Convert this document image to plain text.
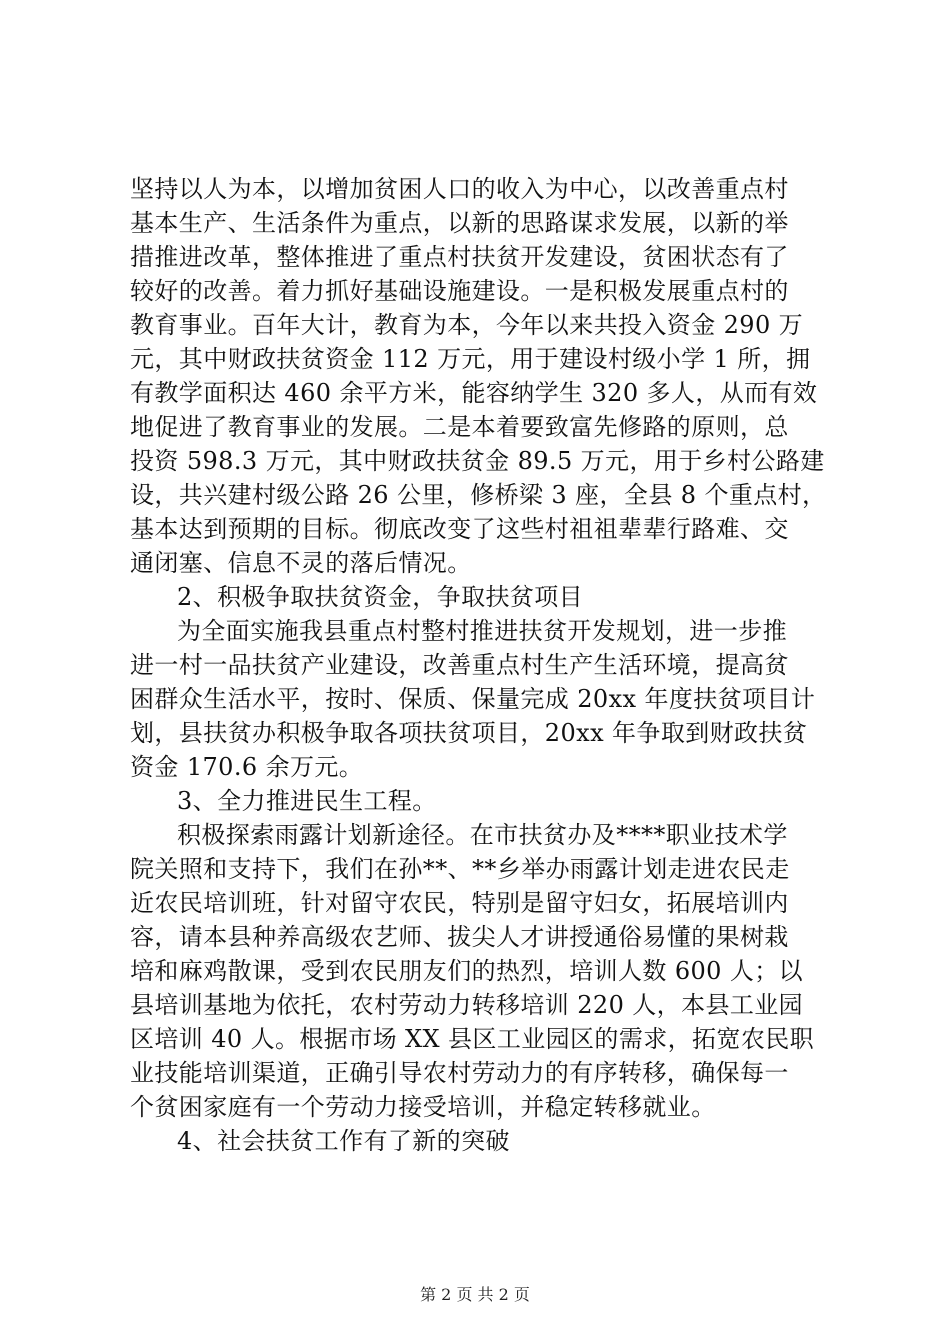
坚持以人为本，以增加贫困人口的收入为中心，以改善重点村
基本生产、生活条件为重点，以新的思路谋求发展，以新的举
措推进改革，整体推进了重点村扶贫开发建设，贫困状态有了
较好的改善。着力抓好基础设施建设。一是积极发展重点村的
教育事业。百年大计，教育为本，今年以来共投入资金 290 万
元，其中财政扶贫资金 112 万元，用于建设村级小学 1 所，拥
有教学面积达 460 余平方米，能容纳学生 320 多人，从而有效
地促进了教育事业的发展。二是本着要致富先修路的原则，总
投资 598.3 万元，其中财政扶贫金 89.5 万元，用于乡村公路建
设，共兴建村级公路 26 公里，修桥梁 3 座，全县 8 个重点村，
基本达到预期的目标。彻底改变了这些村祖祖辈辈行路难、交
通闭塞、信息不灵的落后情况。
2、积极争取扶贫资金，争取扶贫项目
为全面实施我县重点村整村推进扶贫开发规划，进一步推
进一村一品扶贫产业建设，改善重点村生产生活环境，提高贫
困群众生活水平，按时、保质、保量完成 20xx 年度扶贫项目计
划，县扶贫办积极争取各项扶贫项目，20xx 年争取到财政扶贫
资金 170.6 余万元。
3、全力推进民生工程。
积极探索雨露计划新途径。在市扶贫办及****职业技术学
院关照和支持下，我们在孙**、**乡举办雨露计划走进农民走
近农民培训班，针对留守农民，特别是留守妇女，拓展培训内
容，请本县种养高级农艺师、拔尖人才讲授通俗易懂的果树栽
培和麻鸡散课，受到农民朋友们的热烈，培训人数 600 人；以
县培训基地为依托，农村劳动力转移培训 220 人，本县工业园
区培训 40 人。根据市场 XX 县区工业园区的需求，拓宽农民职
业技能培训渠道，正确引导农村劳动力的有序转移，确保每一
个贫困家庭有一个劳动力接受培训，并稳定转移就业。
4、社会扶贫工作有了新的突破
第 2 页 共 2 页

▶ _PROBLEM_
Every line of the data above should be quoted exactly. Omit the pictures.

▶ _TASK OUTPUT_
Convert this document image to plain text.
坚持以人为本，以增加贫困人口的收入为中心，以改善重点村
基本生产、生活条件为重点，以新的思路谋求发展，以新的举
措推进改革，整体推进了重点村扶贫开发建设，贫困状态有了
较好的改善。着力抓好基础设施建设。一是积极发展重点村的
教育事业。百年大计，教育为本，今年以来共投入资金 290 万
元，其中财政扶贫资金 112 万元，用于建设村级小学 1 所，拥
有教学面积达 460 余平方米，能容纳学生 320 多人，从而有效
地促进了教育事业的发展。二是本着要致富先修路的原则，总
投资 598.3 万元，其中财政扶贫金 89.5 万元，用于乡村公路建
设，共兴建村级公路 26 公里，修桥梁 3 座，全县 8 个重点村，
基本达到预期的目标。彻底改变了这些村祖祖辈辈行路难、交
通闭塞、信息不灵的落后情况。
2、积极争取扶贫资金，争取扶贫项目
为全面实施我县重点村整村推进扶贫开发规划，进一步推
进一村一品扶贫产业建设，改善重点村生产生活环境，提高贫
困群众生活水平，按时、保质、保量完成 20xx 年度扶贫项目计
划，县扶贫办积极争取各项扶贫项目，20xx 年争取到财政扶贫
资金 170.6 余万元。
3、全力推进民生工程。
积极探索雨露计划新途径。在市扶贫办及****职业技术学
院关照和支持下，我们在孙**、**乡举办雨露计划走进农民走
近农民培训班，针对留守农民，特别是留守妇女，拓展培训内
容，请本县种养高级农艺师、拔尖人才讲授通俗易懂的果树栽
培和麻鸡散课，受到农民朋友们的热烈，培训人数 600 人；以
县培训基地为依托，农村劳动力转移培训 220 人，本县工业园
区培训 40 人。根据市场 XX 县区工业园区的需求，拓宽农民职
业技能培训渠道，正确引导农村劳动力的有序转移，确保每一
个贫困家庭有一个劳动力接受培训，并稳定转移就业。
4、社会扶贫工作有了新的突破
第 2 页 共 2 页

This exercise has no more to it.